** Begin RECORDS FOR THIS EXERCISE **

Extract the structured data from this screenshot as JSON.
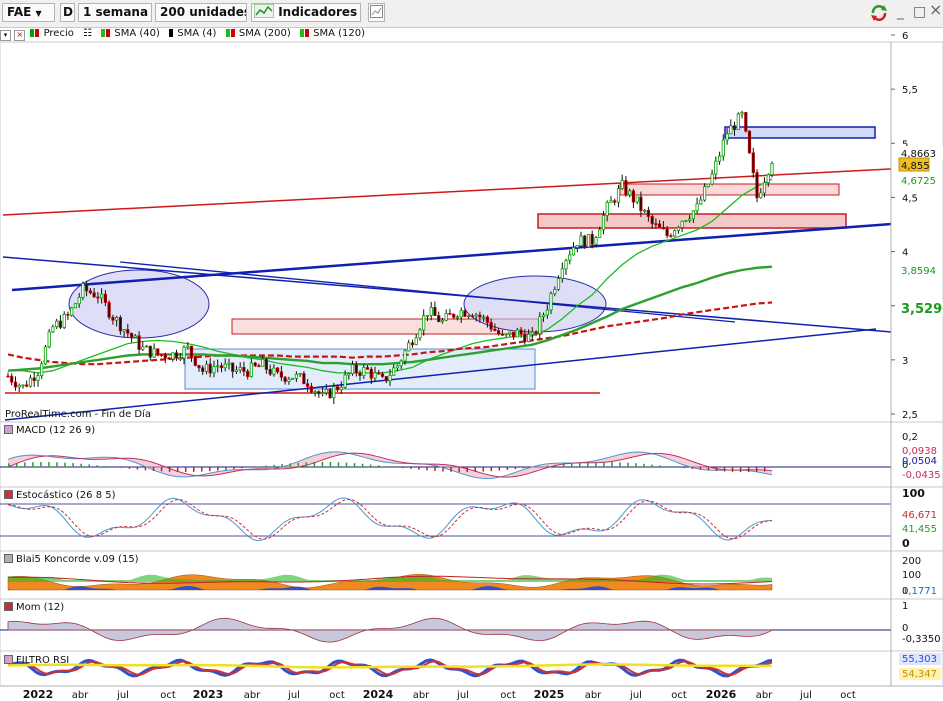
{
  "toolbar": {
    "symbol": "FAE",
    "period_code": "D",
    "timeframe": "1 semana",
    "units": "200 unidades",
    "indicators_label": "Indicadores",
    "window_min": "_",
    "window_max": "□",
    "window_close": "×"
  },
  "legend": {
    "price": "Precio",
    "sma1": "SMA (40)",
    "sma2": "SMA (4)",
    "sma3": "SMA (200)",
    "sma4": "SMA (120)"
  },
  "watermark": "ProRealTime.com - Fin de Día",
  "colors": {
    "up": "#00a000",
    "down": "#d00000",
    "sma40": "#1cbd1c",
    "sma200": "#c81414",
    "sma120": "#2ea02e",
    "trend_blue": "#1020b0",
    "trend_red": "#d01818"
  },
  "price_panel": {
    "y_ticks": [
      "6",
      "5,5",
      "5",
      "4,5",
      "4",
      "3,5",
      "3",
      "2,5"
    ],
    "tags": [
      {
        "text": "4,8663",
        "bg": "#ffffff",
        "fg": "#111111"
      },
      {
        "text": "4,855",
        "bg": "#f0c020",
        "fg": "#111111"
      },
      {
        "text": "4,6725",
        "bg": "#ffffff",
        "fg": "#1a9a1a"
      },
      {
        "text": "3,8594",
        "bg": "#ffffff",
        "fg": "#1a9a1a"
      },
      {
        "text": "3,5290",
        "bg": "#ffffff",
        "fg": "#1a9a1a"
      }
    ]
  },
  "panels": {
    "macd": {
      "title": "MACD (12 26 9)",
      "ticks": [
        "0,2",
        "0"
      ],
      "tags": [
        "0,0938",
        "0,0504",
        "-0,0435"
      ]
    },
    "stoch": {
      "title": "Estocástico (26 8 5)",
      "ticks": [
        "100",
        "0"
      ],
      "tags": [
        "46,671",
        "41,455"
      ]
    },
    "koncorde": {
      "title": "Blai5 Koncorde v.09 (15)",
      "ticks": [
        "200",
        "100",
        "0"
      ],
      "tags": [
        "1,1771"
      ]
    },
    "mom": {
      "title": "Mom (12)",
      "ticks": [
        "1",
        "0"
      ],
      "tags": [
        "-0,3350"
      ]
    },
    "rsi": {
      "title": "FILTRO RSI",
      "tags": [
        "55,303",
        "54,347"
      ]
    }
  },
  "x_axis": {
    "labels": [
      "2022",
      "abr",
      "jul",
      "oct",
      "2023",
      "abr",
      "jul",
      "oct",
      "2024",
      "abr",
      "jul",
      "oct",
      "2025",
      "abr",
      "jul",
      "oct",
      "2026",
      "abr",
      "jul",
      "oct"
    ]
  },
  "chart_data": {
    "type": "line",
    "x": [
      "2022-01",
      "2022-02",
      "2022-03",
      "2022-04",
      "2022-05",
      "2022-06",
      "2022-07",
      "2022-08",
      "2022-09",
      "2022-10",
      "2022-11",
      "2022-12",
      "2023-01",
      "2023-02",
      "2023-03",
      "2023-04",
      "2023-05",
      "2023-06",
      "2023-07",
      "2023-08",
      "2023-09",
      "2023-10",
      "2023-11",
      "2023-12",
      "2024-01",
      "2024-02",
      "2024-03",
      "2024-04",
      "2024-05",
      "2024-06",
      "2024-07",
      "2024-08",
      "2024-09",
      "2024-10",
      "2024-11",
      "2024-12",
      "2025-01",
      "2025-02",
      "2025-03",
      "2025-04",
      "2025-05",
      "2025-06",
      "2025-07",
      "2025-08",
      "2025-09",
      "2025-10",
      "2025-11",
      "2025-12",
      "2026-01",
      "2026-02",
      "2026-03",
      "2026-04"
    ],
    "series": [
      {
        "name": "Precio",
        "values": [
          2.85,
          2.75,
          2.9,
          3.3,
          3.4,
          3.65,
          3.6,
          3.4,
          3.25,
          3.1,
          3.05,
          3.05,
          3.1,
          2.9,
          2.95,
          2.9,
          2.9,
          2.95,
          2.85,
          2.85,
          2.8,
          2.65,
          2.75,
          2.9,
          2.9,
          2.8,
          2.95,
          3.2,
          3.45,
          3.35,
          3.45,
          3.45,
          3.35,
          3.2,
          3.25,
          3.2,
          3.5,
          3.9,
          4.1,
          4.1,
          4.4,
          4.6,
          4.45,
          4.25,
          4.15,
          4.3,
          4.4,
          4.7,
          5.1,
          5.25,
          4.5,
          4.86
        ]
      },
      {
        "name": "SMA (40)",
        "values": [
          2.9,
          2.9,
          2.88,
          2.9,
          2.95,
          3.0,
          3.05,
          3.1,
          3.15,
          3.17,
          3.18,
          3.17,
          3.15,
          3.12,
          3.08,
          3.05,
          3.02,
          3.0,
          2.97,
          2.95,
          2.93,
          2.9,
          2.88,
          2.88,
          2.88,
          2.88,
          2.9,
          2.93,
          3.0,
          3.05,
          3.1,
          3.15,
          3.18,
          3.2,
          3.22,
          3.22,
          3.28,
          3.38,
          3.5,
          3.6,
          3.75,
          3.88,
          3.98,
          4.05,
          4.1,
          4.15,
          4.2,
          4.28,
          4.4,
          4.52,
          4.6,
          4.67
        ]
      },
      {
        "name": "SMA (200)",
        "values": [
          3.05,
          3.02,
          3.0,
          2.98,
          2.97,
          2.96,
          2.96,
          2.97,
          2.98,
          2.99,
          3.0,
          3.01,
          3.02,
          3.03,
          3.04,
          3.04,
          3.04,
          3.04,
          3.04,
          3.03,
          3.03,
          3.03,
          3.03,
          3.02,
          3.03,
          3.03,
          3.04,
          3.05,
          3.07,
          3.08,
          3.1,
          3.11,
          3.12,
          3.14,
          3.16,
          3.18,
          3.2,
          3.22,
          3.25,
          3.28,
          3.31,
          3.33,
          3.35,
          3.37,
          3.39,
          3.42,
          3.44,
          3.46,
          3.48,
          3.5,
          3.52,
          3.53
        ]
      },
      {
        "name": "SMA (120)",
        "values": [
          2.9,
          2.91,
          2.92,
          2.94,
          2.96,
          2.98,
          3.0,
          3.02,
          3.04,
          3.05,
          3.05,
          3.05,
          3.05,
          3.05,
          3.04,
          3.04,
          3.03,
          3.02,
          3.01,
          3.0,
          2.99,
          2.97,
          2.97,
          2.96,
          2.96,
          2.96,
          2.97,
          2.98,
          3.0,
          3.02,
          3.04,
          3.06,
          3.08,
          3.1,
          3.12,
          3.14,
          3.18,
          3.23,
          3.28,
          3.34,
          3.4,
          3.47,
          3.52,
          3.57,
          3.62,
          3.67,
          3.71,
          3.76,
          3.8,
          3.83,
          3.85,
          3.86
        ]
      }
    ],
    "ylim": [
      2.45,
      6.05
    ],
    "grid": false,
    "legend_placement": "top-left"
  }
}
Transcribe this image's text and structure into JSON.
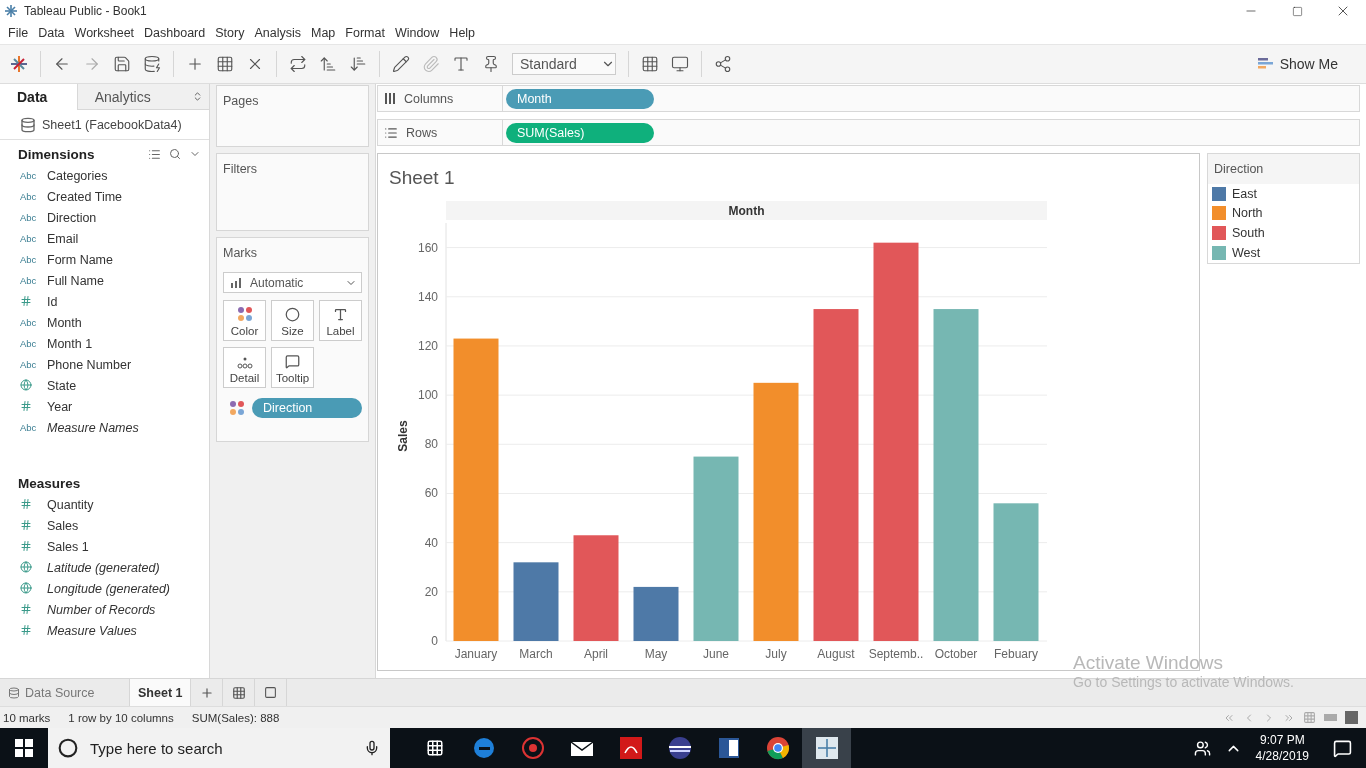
{
  "window": {
    "title": "Tableau Public - Book1"
  },
  "menu": [
    "File",
    "Data",
    "Worksheet",
    "Dashboard",
    "Story",
    "Analysis",
    "Map",
    "Format",
    "Window",
    "Help"
  ],
  "toolbar": {
    "fit": "Standard",
    "show_me": "Show Me"
  },
  "data_pane": {
    "tabs": [
      {
        "label": "Data",
        "selected": true
      },
      {
        "label": "Analytics",
        "selected": false
      }
    ],
    "source": "Sheet1 (FacebookData4)",
    "dimensions": {
      "title": "Dimensions",
      "items": [
        {
          "kind": "text",
          "badge": "Abc",
          "name": "Categories",
          "italic": false
        },
        {
          "kind": "text",
          "badge": "Abc",
          "name": "Created Time",
          "italic": false
        },
        {
          "kind": "text",
          "badge": "Abc",
          "name": "Direction",
          "italic": false
        },
        {
          "kind": "text",
          "badge": "Abc",
          "name": "Email",
          "italic": false
        },
        {
          "kind": "text",
          "badge": "Abc",
          "name": "Form Name",
          "italic": false
        },
        {
          "kind": "text",
          "badge": "Abc",
          "name": "Full Name",
          "italic": false
        },
        {
          "kind": "number",
          "name": "Id",
          "italic": false
        },
        {
          "kind": "text",
          "badge": "Abc",
          "name": "Month",
          "italic": false
        },
        {
          "kind": "text",
          "badge": "Abc",
          "name": "Month 1",
          "italic": false
        },
        {
          "kind": "text",
          "badge": "Abc",
          "name": "Phone Number",
          "italic": false
        },
        {
          "kind": "geo",
          "name": "State",
          "italic": false
        },
        {
          "kind": "number",
          "name": "Year",
          "italic": false
        },
        {
          "kind": "text",
          "badge": "Abc",
          "name": "Measure Names",
          "italic": true
        }
      ]
    },
    "measures": {
      "title": "Measures",
      "items": [
        {
          "kind": "number",
          "name": "Quantity",
          "italic": false
        },
        {
          "kind": "number",
          "name": "Sales",
          "italic": false
        },
        {
          "kind": "number",
          "name": "Sales 1",
          "italic": false
        },
        {
          "kind": "geo",
          "name": "Latitude (generated)",
          "italic": true
        },
        {
          "kind": "geo",
          "name": "Longitude (generated)",
          "italic": true
        },
        {
          "kind": "calc",
          "name": "Number of Records",
          "italic": true
        },
        {
          "kind": "number",
          "name": "Measure Values",
          "italic": true
        }
      ]
    }
  },
  "cards": {
    "pages": "Pages",
    "filters": "Filters",
    "marks": {
      "title": "Marks",
      "mark_type": "Automatic",
      "buttons": [
        {
          "kind": "color",
          "label": "Color"
        },
        {
          "kind": "size",
          "label": "Size"
        },
        {
          "kind": "label",
          "label": "Label"
        },
        {
          "kind": "detail",
          "label": "Detail"
        },
        {
          "kind": "tooltip",
          "label": "Tooltip"
        }
      ],
      "pill": "Direction"
    }
  },
  "shelves": [
    {
      "kind": "columns",
      "label": "Columns",
      "pill": "Month"
    },
    {
      "kind": "rows",
      "label": "Rows",
      "pill": "SUM(Sales)"
    }
  ],
  "sheet": {
    "title": "Sheet 1",
    "header": "Month",
    "chart_data": {
      "type": "bar",
      "ylabel": "Sales",
      "categories": [
        "January",
        "March",
        "April",
        "May",
        "June",
        "July",
        "August",
        "Septemb..",
        "October",
        "Febuary"
      ],
      "series": [
        {
          "name": "East",
          "color": "#4e79a7",
          "values": [
            null,
            32,
            null,
            22,
            null,
            null,
            null,
            null,
            null,
            null
          ]
        },
        {
          "name": "North",
          "color": "#f28e2b",
          "values": [
            123,
            null,
            null,
            null,
            null,
            105,
            null,
            null,
            null,
            null
          ]
        },
        {
          "name": "South",
          "color": "#e15759",
          "values": [
            null,
            null,
            43,
            null,
            null,
            null,
            135,
            162,
            null,
            null
          ]
        },
        {
          "name": "West",
          "color": "#76b7b2",
          "values": [
            null,
            null,
            null,
            null,
            75,
            null,
            null,
            null,
            135,
            56
          ]
        }
      ],
      "ylim": [
        0,
        170
      ],
      "yticks": [
        0,
        20,
        40,
        60,
        80,
        100,
        120,
        140,
        160
      ],
      "grid": true
    }
  },
  "legend": {
    "title": "Direction"
  },
  "sheet_tabs": [
    {
      "label": "Data Source",
      "selected": false
    },
    {
      "label": "Sheet 1",
      "selected": true
    }
  ],
  "status": [
    "10 marks",
    "1 row by 10 columns",
    "SUM(Sales): 888"
  ],
  "activation": {
    "title": "Activate Windows",
    "text": "Go to Settings to activate Windows."
  },
  "taskbar": {
    "search_placeholder": "Type here to search",
    "time": "9:07 PM",
    "date": "4/28/2019"
  }
}
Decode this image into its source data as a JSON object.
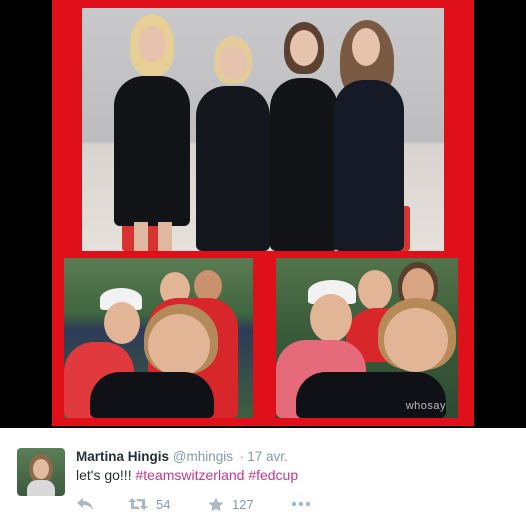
{
  "media": {
    "watermark": "whosay"
  },
  "tweet": {
    "fullname": "Martina Hingis",
    "handle": "@mhingis",
    "separator": "·",
    "date": "17 avr.",
    "text_plain": "let's go!!!",
    "hashtags": [
      "#teamswitzerland",
      "#fedcup"
    ],
    "actions": {
      "reply_icon": "reply-icon",
      "retweet_icon": "retweet-icon",
      "retweet_count": "54",
      "favorite_icon": "star-icon",
      "favorite_count": "127",
      "more_icon": "more-icon"
    }
  },
  "colors": {
    "collage_red": "#e0101a",
    "hashtag": "#c03a8f",
    "name": "#292f33",
    "meta": "#8899a6",
    "action": "#aab8c2"
  }
}
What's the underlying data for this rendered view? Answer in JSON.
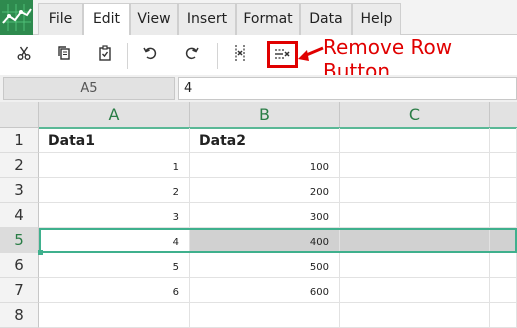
{
  "menu": {
    "tabs": [
      "File",
      "Edit",
      "View",
      "Insert",
      "Format",
      "Data",
      "Help"
    ],
    "active_tab": "Edit"
  },
  "toolbar": {
    "buttons": [
      {
        "name": "cut-icon",
        "label": "Cut"
      },
      {
        "name": "copy-icon",
        "label": "Copy"
      },
      {
        "name": "paste-icon",
        "label": "Paste"
      },
      {
        "name": "undo-icon",
        "label": "Undo"
      },
      {
        "name": "redo-icon",
        "label": "Redo"
      },
      {
        "name": "remove-column-icon",
        "label": "Remove Column"
      },
      {
        "name": "remove-row-icon",
        "label": "Remove Row"
      }
    ]
  },
  "annotation": {
    "line1": "Remove Row",
    "line2": "Button",
    "color": "#e00000"
  },
  "formula_bar": {
    "cell_ref": "A5",
    "value": "4"
  },
  "grid": {
    "columns": [
      "A",
      "B",
      "C"
    ],
    "rows": [
      "1",
      "2",
      "3",
      "4",
      "5",
      "6",
      "7",
      "8"
    ],
    "selected_row": "5",
    "header_row": [
      "Data1",
      "Data2"
    ],
    "data": [
      [
        "1",
        "100"
      ],
      [
        "2",
        "200"
      ],
      [
        "3",
        "300"
      ],
      [
        "4",
        "400"
      ],
      [
        "5",
        "500"
      ],
      [
        "6",
        "600"
      ]
    ]
  },
  "colors": {
    "accent": "#3fb08d",
    "header_text": "#2a7d46",
    "logo_bg": "#2e8a4e"
  }
}
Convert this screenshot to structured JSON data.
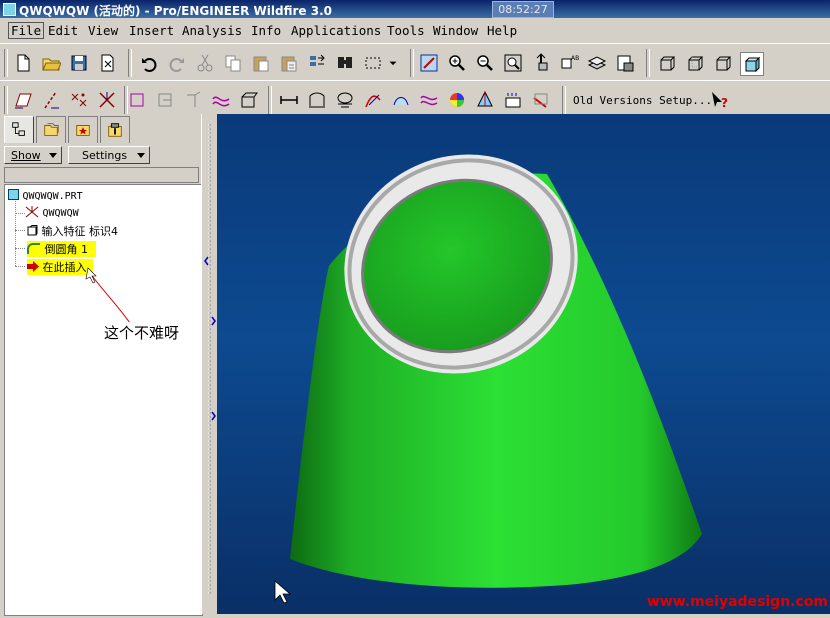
{
  "window": {
    "title": "QWQWQW (活动的) - Pro/ENGINEER Wildfire 3.0",
    "clock": "08:52:27"
  },
  "menu": {
    "items": [
      "File",
      "Edit",
      "View",
      "Insert",
      "Analysis",
      "Info",
      "Applications",
      "Tools",
      "Window",
      "Help"
    ]
  },
  "toolbar": {
    "old_versions_label": "Old Versions Setup..."
  },
  "panel": {
    "show_label": "Show",
    "settings_label": "Settings"
  },
  "tree": {
    "root": "QWQWQW.PRT",
    "items": [
      "QWQWQW",
      "输入特征 标识4",
      "倒圆角 1",
      "在此插入"
    ]
  },
  "annotation": {
    "text": "这个不难呀"
  },
  "watermark": "www.meiyadesign.com",
  "colors": {
    "model_green": "#22c42a",
    "viewport_blue": "#0d4a90",
    "highlight": "#ffff00",
    "watermark_red": "#e00000"
  }
}
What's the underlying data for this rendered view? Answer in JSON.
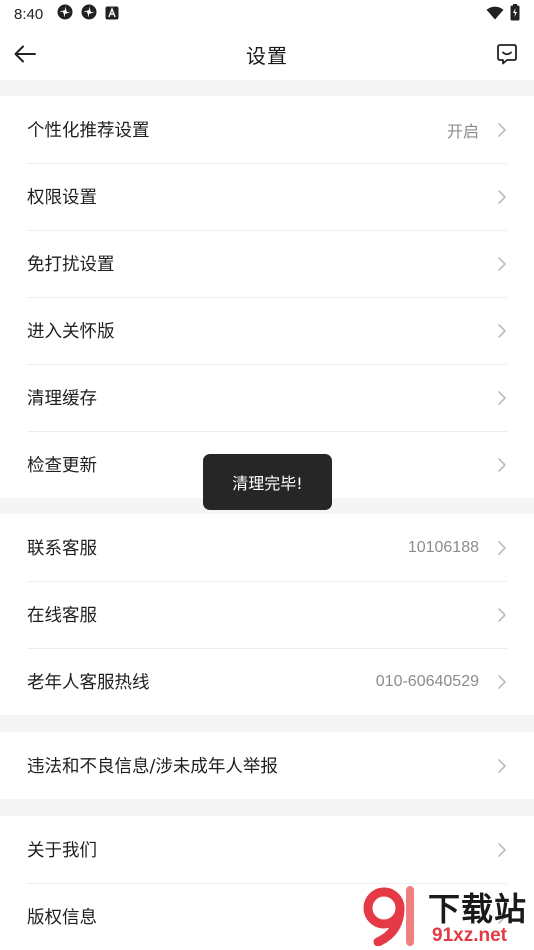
{
  "status_bar": {
    "time": "8:40",
    "left_icons": [
      "pinwheel-icon",
      "pinwheel-icon",
      "a-badge-icon"
    ],
    "right_icons": [
      "wifi-icon",
      "battery-icon"
    ]
  },
  "header": {
    "title": "设置",
    "back_icon": "arrow-left-icon",
    "feedback_icon": "message-icon"
  },
  "groups": [
    {
      "items": [
        {
          "label": "个性化推荐设置",
          "value": "开启"
        },
        {
          "label": "权限设置",
          "value": ""
        },
        {
          "label": "免打扰设置",
          "value": ""
        },
        {
          "label": "进入关怀版",
          "value": ""
        },
        {
          "label": "清理缓存",
          "value": ""
        },
        {
          "label": "检查更新",
          "value": ""
        }
      ]
    },
    {
      "items": [
        {
          "label": "联系客服",
          "value": "10106188"
        },
        {
          "label": "在线客服",
          "value": ""
        },
        {
          "label": "老年人客服热线",
          "value": "010-60640529"
        }
      ]
    },
    {
      "items": [
        {
          "label": "违法和不良信息/涉未成年人举报",
          "value": ""
        }
      ]
    },
    {
      "items": [
        {
          "label": "关于我们",
          "value": ""
        },
        {
          "label": "版权信息",
          "value": ""
        }
      ]
    }
  ],
  "toast": {
    "text": "清理完毕!"
  },
  "watermark": {
    "title": "下载站",
    "domain": "91xz.net"
  },
  "colors": {
    "background": "#f5f5f5",
    "card": "#ffffff",
    "text": "#1f1f1f",
    "muted": "#8c8c8c",
    "chevron": "#bdbdbd",
    "toast": "#262626",
    "watermark_red": "#e63946"
  }
}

** End RECORDS FOR THIS EXERCISE **

Where a line above includes "Direction", copy that line.

- **SOLUTION TO THIS EXERCISE**:
          "name": "Direction",
      "pill": "Direction"
    "title": "Direction"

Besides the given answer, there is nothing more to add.